WORK TO BE COMPLETED → Output every entry exactly as written, skipping any pictures.

++++ RECORDS FOR THIS TASK

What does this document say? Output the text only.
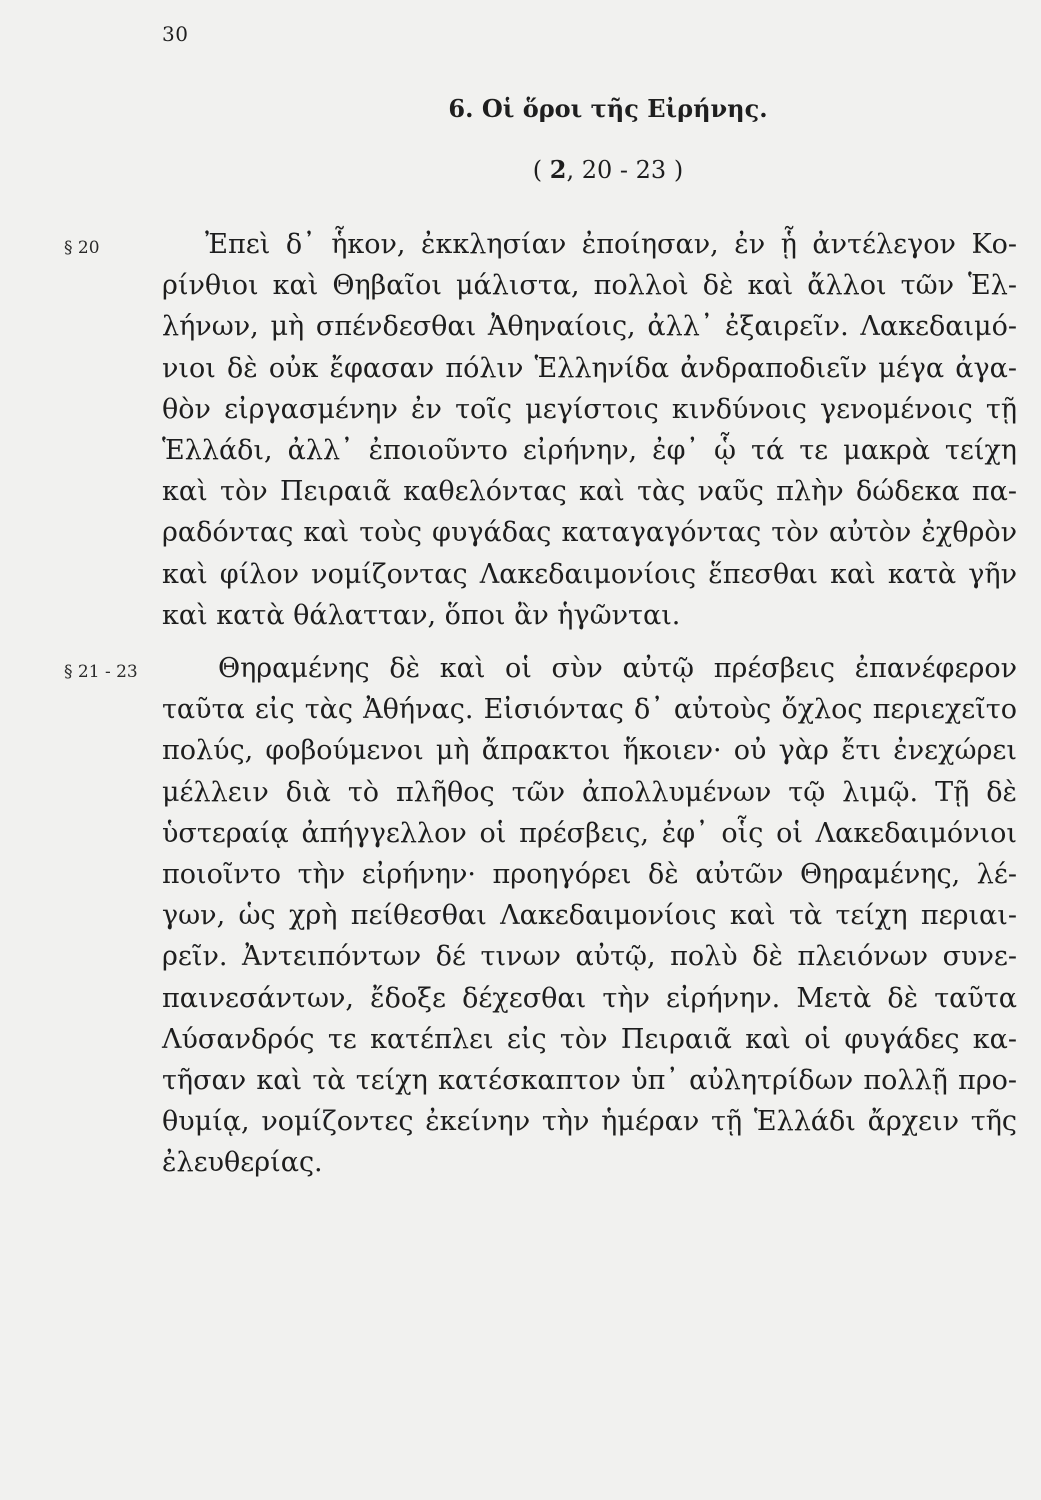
30
6. Οἱ ὅροι τῆς Εἰρήνης.
( 2, 20 - 23 )
§ 20
§ 21 - 23
Ἐπεὶ δ᾽ ἧκον, ἐκκλησίαν ἐποίησαν, ἐν ᾗ ἀντέλεγον Κο-
ρίνθιοι καὶ Θηβαῖοι μάλιστα, πολλοὶ δὲ καὶ ἄλλοι τῶν Ἑλ-
λήνων, μὴ σπένδεσθαι Ἀθηναίοις, ἀλλ᾽ ἐξαιρεῖν. Λακεδαιμό-
νιοι δὲ οὐκ ἔφασαν πόλιν Ἑλληνίδα ἀνδραποδιεῖν μέγα ἀγα-
θὸν εἰργασμένην ἐν τοῖς μεγίστοις κινδύνοις γενομένοις τῇ
Ἑλλάδι, ἀλλ᾽ ἐποιοῦντο εἰρήνην, ἐφ᾽ ᾧ τά τε μακρὰ τείχη
καὶ τὸν Πειραιᾶ καθελόντας καὶ τὰς ναῦς πλὴν δώδεκα πα-
ραδόντας καὶ τοὺς φυγάδας καταγαγόντας τὸν αὐτὸν ἐχθρὸν
καὶ φίλον νομίζοντας Λακεδαιμονίοις ἕπεσθαι καὶ κατὰ γῆν
καὶ κατὰ θάλατταν, ὅποι ἂν ἡγῶνται.
Θηραμένης δὲ καὶ οἱ σὺν αὐτῷ πρέσβεις ἐπανέφερον
ταῦτα εἰς τὰς Ἀθήνας. Εἰσιόντας δ᾽ αὐτοὺς ὄχλος περιεχεῖτο
πολύς, φοβούμενοι μὴ ἄπρακτοι ἥκοιεν· οὐ γὰρ ἔτι ἐνεχώρει
μέλλειν διὰ τὸ πλῆθος τῶν ἀπολλυμένων τῷ λιμῷ. Τῇ δὲ
ὑστεραίᾳ ἀπήγγελλον οἱ πρέσβεις, ἐφ᾽ οἷς οἱ Λακεδαιμόνιοι
ποιοῖντο τὴν εἰρήνην· προηγόρει δὲ αὐτῶν Θηραμένης, λέ-
γων, ὡς χρὴ πείθεσθαι Λακεδαιμονίοις καὶ τὰ τείχη περιαι-
ρεῖν. Ἀντειπόντων δέ τινων αὐτῷ, πολὺ δὲ πλειόνων συνε-
παινεσάντων, ἔδοξε δέχεσθαι τὴν εἰρήνην. Μετὰ δὲ ταῦτα
Λύσανδρός τε κατέπλει εἰς τὸν Πειραιᾶ καὶ οἱ φυγάδες κα-
τῆσαν καὶ τὰ τείχη κατέσκαπτον ὑπ᾽ αὐλητρίδων πολλῇ προ-
θυμίᾳ, νομίζοντες ἐκείνην τὴν ἡμέραν τῇ Ἑλλάδι ἄρχειν τῆς
ἐλευθερίας.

++++++++

EXERCISE RESPONSE →
What does this document say? Output the text only.
30
6. Οἱ ὅροι τῆς Εἰρήνης.
( 2, 20 - 23 )
§ 20
§ 21 - 23
Ἐπεὶ δ᾽ ἧκον, ἐκκλησίαν ἐποίησαν, ἐν ᾗ ἀντέλεγον Κο-
ρίνθιοι καὶ Θηβαῖοι μάλιστα, πολλοὶ δὲ καὶ ἄλλοι τῶν Ἑλ-
λήνων, μὴ σπένδεσθαι Ἀθηναίοις, ἀλλ᾽ ἐξαιρεῖν. Λακεδαιμό-
νιοι δὲ οὐκ ἔφασαν πόλιν Ἑλληνίδα ἀνδραποδιεῖν μέγα ἀγα-
θὸν εἰργασμένην ἐν τοῖς μεγίστοις κινδύνοις γενομένοις τῇ
Ἑλλάδι, ἀλλ᾽ ἐποιοῦντο εἰρήνην, ἐφ᾽ ᾧ τά τε μακρὰ τείχη
καὶ τὸν Πειραιᾶ καθελόντας καὶ τὰς ναῦς πλὴν δώδεκα πα-
ραδόντας καὶ τοὺς φυγάδας καταγαγόντας τὸν αὐτὸν ἐχθρὸν
καὶ φίλον νομίζοντας Λακεδαιμονίοις ἕπεσθαι καὶ κατὰ γῆν
καὶ κατὰ θάλατταν, ὅποι ἂν ἡγῶνται.
Θηραμένης δὲ καὶ οἱ σὺν αὐτῷ πρέσβεις ἐπανέφερον
ταῦτα εἰς τὰς Ἀθήνας. Εἰσιόντας δ᾽ αὐτοὺς ὄχλος περιεχεῖτο
πολύς, φοβούμενοι μὴ ἄπρακτοι ἥκοιεν· οὐ γὰρ ἔτι ἐνεχώρει
μέλλειν διὰ τὸ πλῆθος τῶν ἀπολλυμένων τῷ λιμῷ. Τῇ δὲ
ὑστεραίᾳ ἀπήγγελλον οἱ πρέσβεις, ἐφ᾽ οἷς οἱ Λακεδαιμόνιοι
ποιοῖντο τὴν εἰρήνην· προηγόρει δὲ αὐτῶν Θηραμένης, λέ-
γων, ὡς χρὴ πείθεσθαι Λακεδαιμονίοις καὶ τὰ τείχη περιαι-
ρεῖν. Ἀντειπόντων δέ τινων αὐτῷ, πολὺ δὲ πλειόνων συνε-
παινεσάντων, ἔδοξε δέχεσθαι τὴν εἰρήνην. Μετὰ δὲ ταῦτα
Λύσανδρός τε κατέπλει εἰς τὸν Πειραιᾶ καὶ οἱ φυγάδες κα-
τῆσαν καὶ τὰ τείχη κατέσκαπτον ὑπ᾽ αὐλητρίδων πολλῇ προ-
θυμίᾳ, νομίζοντες ἐκείνην τὴν ἡμέραν τῇ Ἑλλάδι ἄρχειν τῆς
ἐλευθερίας.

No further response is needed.